- Given problem: Which lines hold the string "What"? Copy every one of them.

- Records for this exercise:
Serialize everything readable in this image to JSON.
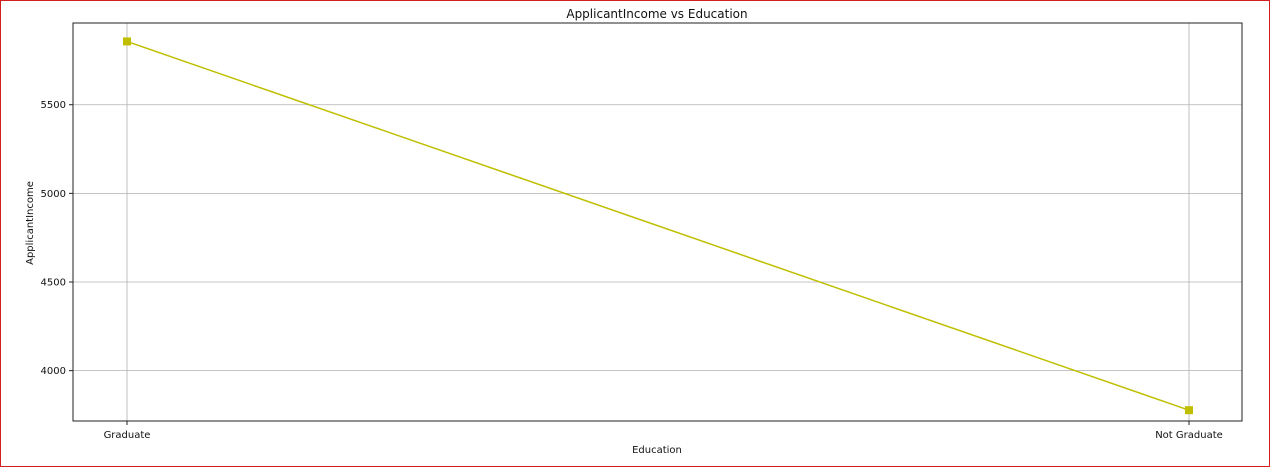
{
  "chart_data": {
    "type": "line",
    "title": "ApplicantIncome vs Education",
    "xlabel": "Education",
    "ylabel": "ApplicantIncome",
    "categories": [
      "Graduate",
      "Not Graduate"
    ],
    "series": [
      {
        "values": [
          5857,
          3777
        ],
        "color": "#bfbf00",
        "marker": "square"
      }
    ],
    "yticks": [
      4000,
      4500,
      5000,
      5500
    ],
    "ylim": [
      3716,
      5961
    ],
    "grid": true
  }
}
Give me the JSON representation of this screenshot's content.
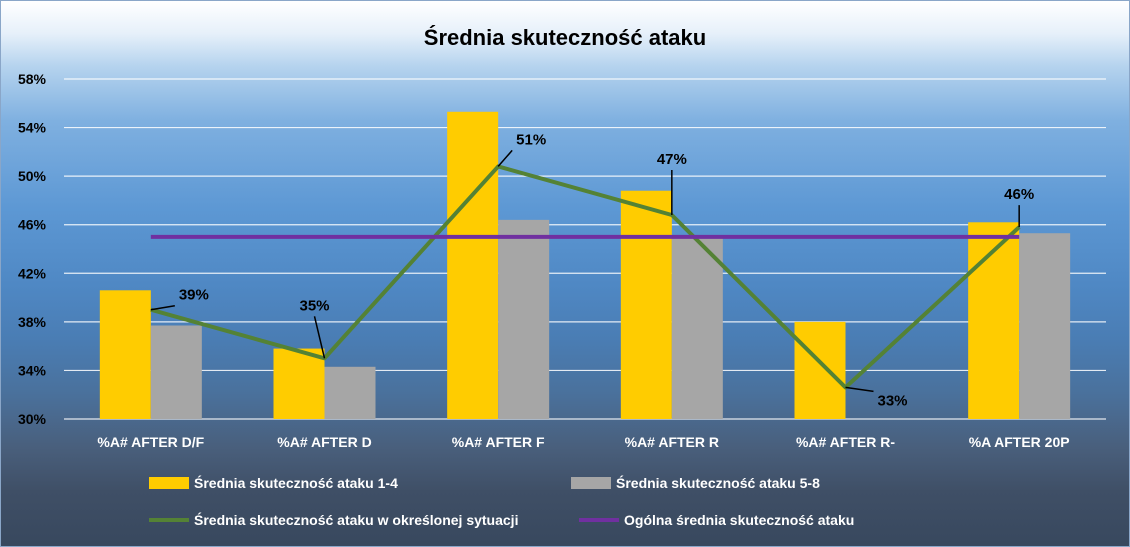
{
  "chart_data": {
    "type": "bar",
    "title": "Średnia skuteczność ataku",
    "categories": [
      "%A# AFTER D/F",
      "%A# AFTER D",
      "%A# AFTER F",
      "%A# AFTER  R",
      "%A# AFTER  R-",
      "%A AFTER 20P"
    ],
    "ylim": [
      30,
      58
    ],
    "yticks": [
      "30%",
      "34%",
      "38%",
      "42%",
      "46%",
      "50%",
      "54%",
      "58%"
    ],
    "ytick_values": [
      30,
      34,
      38,
      42,
      46,
      50,
      54,
      58
    ],
    "series": [
      {
        "name": "Średnia skuteczność ataku 1-4",
        "type": "bar",
        "color": "#ffcc00",
        "values": [
          40.6,
          35.8,
          55.3,
          48.8,
          38.0,
          46.2
        ]
      },
      {
        "name": "Średnia skuteczność ataku 5-8",
        "type": "bar",
        "color": "#a6a6a6",
        "values": [
          37.7,
          34.3,
          46.4,
          45.0,
          null,
          45.3
        ]
      },
      {
        "name": "Średnia skuteczność ataku w określonej sytuacji",
        "type": "line",
        "color": "#548235",
        "values": [
          39.0,
          35.0,
          50.8,
          46.8,
          32.6,
          45.8
        ],
        "labels": [
          "39%",
          "35%",
          "51%",
          "47%",
          "33%",
          "46%"
        ]
      },
      {
        "name": "Ogólna średnia skuteczność ataku",
        "type": "line",
        "color": "#7030a0",
        "values": [
          45,
          45,
          45,
          45,
          45,
          45
        ]
      }
    ],
    "legend_position": "bottom",
    "grid": true
  }
}
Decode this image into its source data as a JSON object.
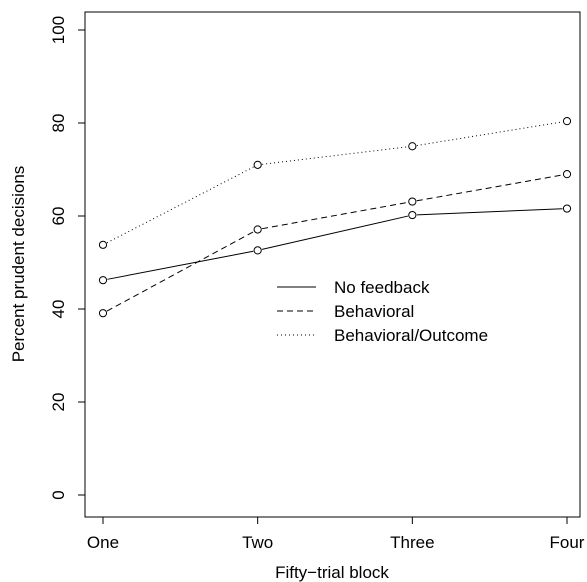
{
  "chart_data": {
    "type": "line",
    "xlabel": "Fifty−trial block",
    "ylabel": "Percent prudent decisions",
    "categories": [
      "One",
      "Two",
      "Three",
      "Four"
    ],
    "ylim": [
      0,
      100
    ],
    "yticks": [
      0,
      20,
      40,
      60,
      80,
      100
    ],
    "grid": false,
    "legend": "center-right",
    "series": [
      {
        "name": "No feedback",
        "line_style": "solid",
        "values": [
          46.2,
          52.6,
          60.2,
          61.6
        ]
      },
      {
        "name": "Behavioral",
        "line_style": "dashed",
        "values": [
          39.1,
          57.1,
          63.1,
          69.0
        ]
      },
      {
        "name": "Behavioral/Outcome",
        "line_style": "dotted",
        "values": [
          53.8,
          71.0,
          75.0,
          80.4
        ]
      }
    ],
    "colors": {
      "line": "#000000",
      "background": "#ffffff"
    }
  }
}
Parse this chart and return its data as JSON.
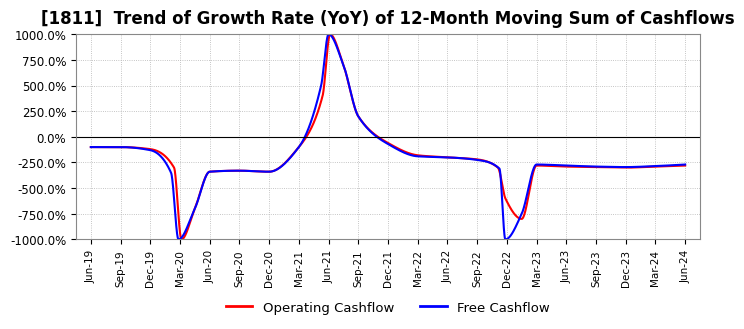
{
  "title": "[1811]  Trend of Growth Rate (YoY) of 12-Month Moving Sum of Cashflows",
  "title_fontsize": 12,
  "ylim": [
    -1000,
    1000
  ],
  "yticks": [
    -1000,
    -750,
    -500,
    -250,
    0,
    250,
    500,
    750,
    1000
  ],
  "ytick_labels": [
    "-1000.0%",
    "-750.0%",
    "-500.0%",
    "-250.0%",
    "0.0%",
    "250.0%",
    "500.0%",
    "750.0%",
    "1000.0%"
  ],
  "xtick_labels": [
    "Jun-19",
    "Sep-19",
    "Dec-19",
    "Mar-20",
    "Jun-20",
    "Sep-20",
    "Dec-20",
    "Mar-21",
    "Jun-21",
    "Sep-21",
    "Dec-21",
    "Mar-22",
    "Jun-22",
    "Sep-22",
    "Dec-22",
    "Mar-23",
    "Jun-23",
    "Sep-23",
    "Dec-23",
    "Mar-24",
    "Jun-24"
  ],
  "legend_labels": [
    "Operating Cashflow",
    "Free Cashflow"
  ],
  "legend_colors": [
    "#ff0000",
    "#0000ff"
  ],
  "background_color": "#ffffff",
  "grid_color": "#aaaaaa",
  "grid_style": "dotted"
}
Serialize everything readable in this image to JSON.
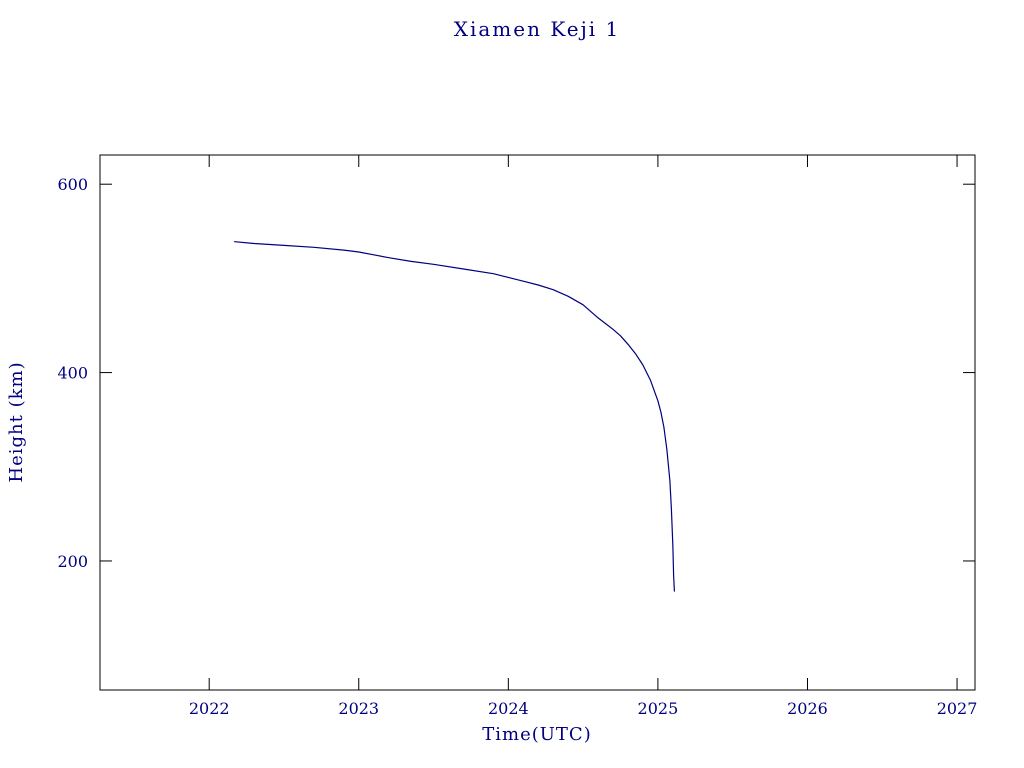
{
  "page": {
    "background": "#ffffff"
  },
  "colors": {
    "text": "#000080",
    "axis": "#000000",
    "line": "#000080",
    "background": "#ffffff"
  },
  "chart_data": {
    "type": "line",
    "title": "Xiamen Keji 1",
    "xlabel": "Time(UTC)",
    "ylabel": "Height (km)",
    "xlim": [
      2021.27,
      2027.12
    ],
    "ylim": [
      63,
      631
    ],
    "xticks": [
      2022,
      2023,
      2024,
      2025,
      2026,
      2027
    ],
    "yticks": [
      200,
      400,
      600
    ],
    "grid": false,
    "legend_position": "none",
    "series": [
      {
        "name": "orbital-height-km",
        "x": [
          2022.17,
          2022.3,
          2022.5,
          2022.7,
          2022.9,
          2023.0,
          2023.1,
          2023.2,
          2023.35,
          2023.5,
          2023.7,
          2023.9,
          2024.0,
          2024.1,
          2024.2,
          2024.3,
          2024.4,
          2024.5,
          2024.6,
          2024.65,
          2024.7,
          2024.75,
          2024.8,
          2024.85,
          2024.9,
          2024.95,
          2025.0,
          2025.02,
          2025.04,
          2025.06,
          2025.08,
          2025.09,
          2025.1,
          2025.105,
          2025.11
        ],
        "y": [
          539,
          537,
          535,
          533,
          530,
          528,
          525,
          522,
          518,
          515,
          510,
          505,
          501,
          497,
          493,
          488,
          481,
          472,
          458,
          452,
          446,
          439,
          430,
          420,
          408,
          392,
          370,
          358,
          342,
          318,
          285,
          255,
          215,
          185,
          168
        ]
      }
    ]
  }
}
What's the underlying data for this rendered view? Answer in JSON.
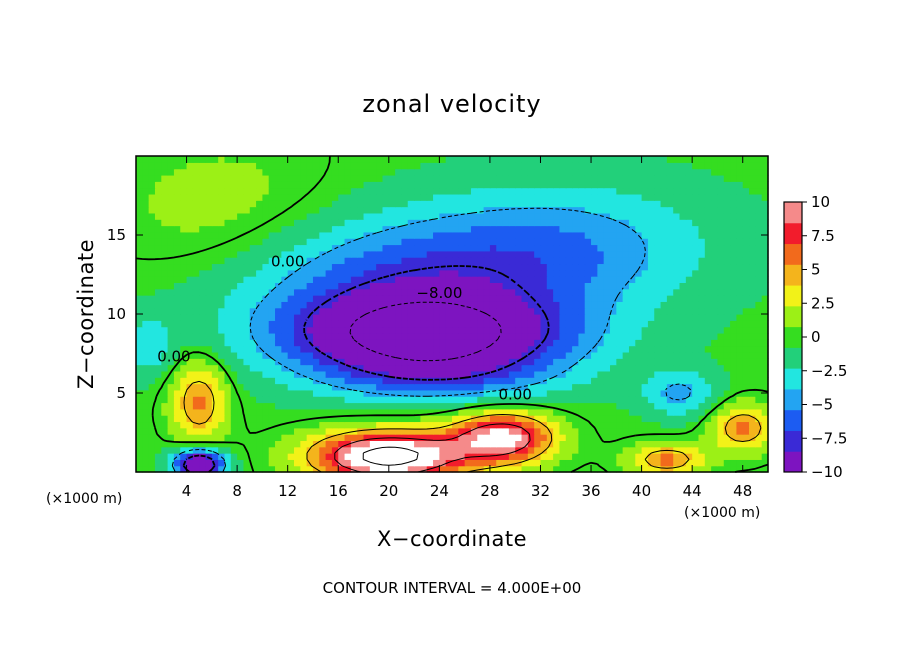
{
  "chart_data": {
    "type": "heatmap",
    "title": "zonal velocity",
    "xlabel": "X−coordinate",
    "ylabel": "Z−coordinate",
    "x_unit": "(×1000 m)",
    "x_unit_right": "(×1000 m)",
    "xlim": [
      0,
      50
    ],
    "ylim": [
      0,
      20
    ],
    "x_ticks": [
      4,
      8,
      12,
      16,
      20,
      24,
      28,
      32,
      36,
      40,
      44,
      48
    ],
    "y_ticks": [
      5,
      10,
      15
    ],
    "colorbar": {
      "min": -10,
      "max": 10,
      "ticks": [
        {
          "value": 10,
          "label": "10"
        },
        {
          "value": 7.5,
          "label": "7.5"
        },
        {
          "value": 5,
          "label": "5"
        },
        {
          "value": 2.5,
          "label": "2.5"
        },
        {
          "value": 0,
          "label": "0"
        },
        {
          "value": -2.5,
          "label": "−2.5"
        },
        {
          "value": -5,
          "label": "−5"
        },
        {
          "value": -7.5,
          "label": "−7.5"
        },
        {
          "value": -10,
          "label": "−10"
        }
      ]
    },
    "contour_labels": [
      {
        "text": "0.00",
        "x": 12,
        "z": 13
      },
      {
        "text": "0.00",
        "x": 3,
        "z": 7
      },
      {
        "text": "0.00",
        "x": 30,
        "z": 4.6
      },
      {
        "text": "−8.00",
        "x": 24,
        "z": 11
      }
    ],
    "features": [
      {
        "x": 23,
        "z": 8.5,
        "value": -12,
        "sx": 11,
        "sz": 2.6
      },
      {
        "x": 21,
        "z": 12,
        "value": -6,
        "sx": 14,
        "sz": 4
      },
      {
        "x": 34,
        "z": 14.5,
        "value": -4,
        "sx": 12,
        "sz": 4
      },
      {
        "x": 20,
        "z": 1,
        "value": 14,
        "sx": 6,
        "sz": 1.6
      },
      {
        "x": 29,
        "z": 2.2,
        "value": 11,
        "sx": 4,
        "sz": 1.6
      },
      {
        "x": 5,
        "z": 4.5,
        "value": 6,
        "sx": 2.2,
        "sz": 2.6
      },
      {
        "x": 42,
        "z": 0.8,
        "value": 6,
        "sx": 3,
        "sz": 1
      },
      {
        "x": 48,
        "z": 2.8,
        "value": 6,
        "sx": 2.5,
        "sz": 1.5
      },
      {
        "x": 5,
        "z": 0.5,
        "value": -12,
        "sx": 2,
        "sz": 1
      },
      {
        "x": 7,
        "z": 16,
        "value": 2,
        "sx": 9,
        "sz": 5
      },
      {
        "x": 43,
        "z": 5,
        "value": -4,
        "sx": 3,
        "sz": 1.5
      },
      {
        "x": 1,
        "z": 8,
        "value": -3,
        "sx": 2,
        "sz": 2
      },
      {
        "x": 24,
        "z": 5.8,
        "value": -3,
        "sx": 10,
        "sz": 1.6
      }
    ],
    "base_value": -0.3,
    "contour_interval": 4
  },
  "footnote": "CONTOUR INTERVAL = 4.000E+00",
  "colors": {
    "background": "#ffffff",
    "axis": "#000000",
    "palette": [
      "#7d14c0",
      "#3a2ad6",
      "#1c5cf2",
      "#23a4f2",
      "#22e6e0",
      "#22d07a",
      "#35dd20",
      "#9cf016",
      "#f2f218",
      "#f4b41c",
      "#f26a1c",
      "#f21c2c",
      "#f58a8a",
      "#ffffff"
    ]
  }
}
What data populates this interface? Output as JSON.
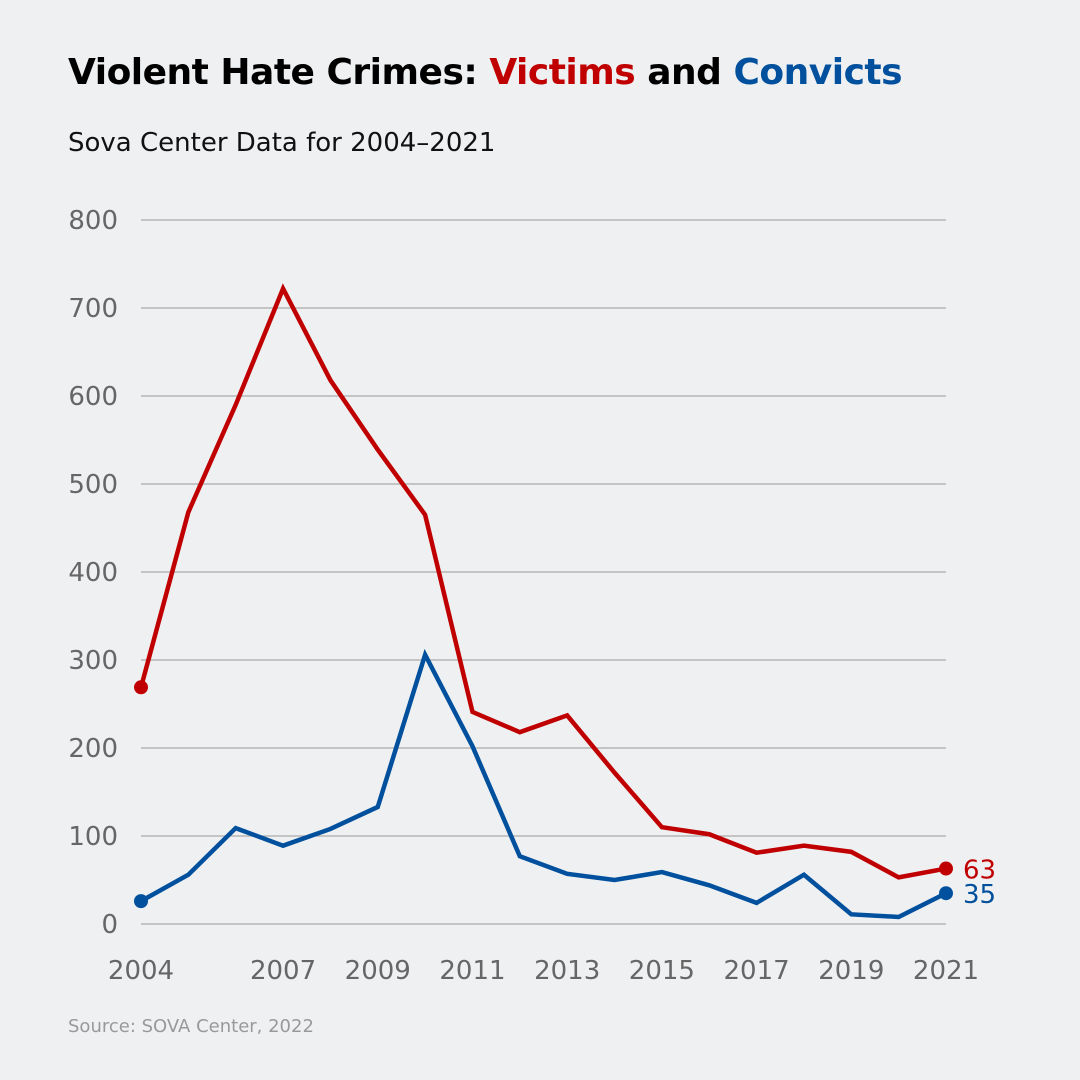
{
  "chart_data": {
    "type": "line",
    "title_parts": {
      "prefix": "Violent Hate Crimes: ",
      "victims": "Victims",
      "and": " and ",
      "convicts": "Convicts"
    },
    "subtitle": "Sova Center Data for 2004–2021",
    "source": "Source: SOVA Center, 2022",
    "x": [
      2004,
      2005,
      2006,
      2007,
      2008,
      2009,
      2010,
      2011,
      2012,
      2013,
      2014,
      2015,
      2016,
      2017,
      2018,
      2019,
      2020,
      2021
    ],
    "x_tick_labels": [
      "2004",
      "2007",
      "2009",
      "2011",
      "2013",
      "2015",
      "2017",
      "2019",
      "2021"
    ],
    "y_tick_labels": [
      "0",
      "100",
      "200",
      "300",
      "400",
      "500",
      "600",
      "700",
      "800"
    ],
    "ylim": [
      0,
      800
    ],
    "grid": true,
    "series": [
      {
        "name": "Victims",
        "color": "#c00000",
        "end_label": "63",
        "values": [
          269,
          468,
          590,
          722,
          618,
          539,
          465,
          241,
          218,
          237,
          172,
          110,
          102,
          81,
          89,
          82,
          53,
          63
        ]
      },
      {
        "name": "Convicts",
        "color": "#00509d",
        "end_label": "35",
        "values": [
          26,
          56,
          109,
          89,
          108,
          133,
          306,
          202,
          77,
          57,
          50,
          59,
          44,
          24,
          56,
          11,
          8,
          35
        ]
      }
    ]
  }
}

- Result for this task:
What's the underlying data for this rendered view? Answer in JSON.
What data populates this interface? Output as JSON.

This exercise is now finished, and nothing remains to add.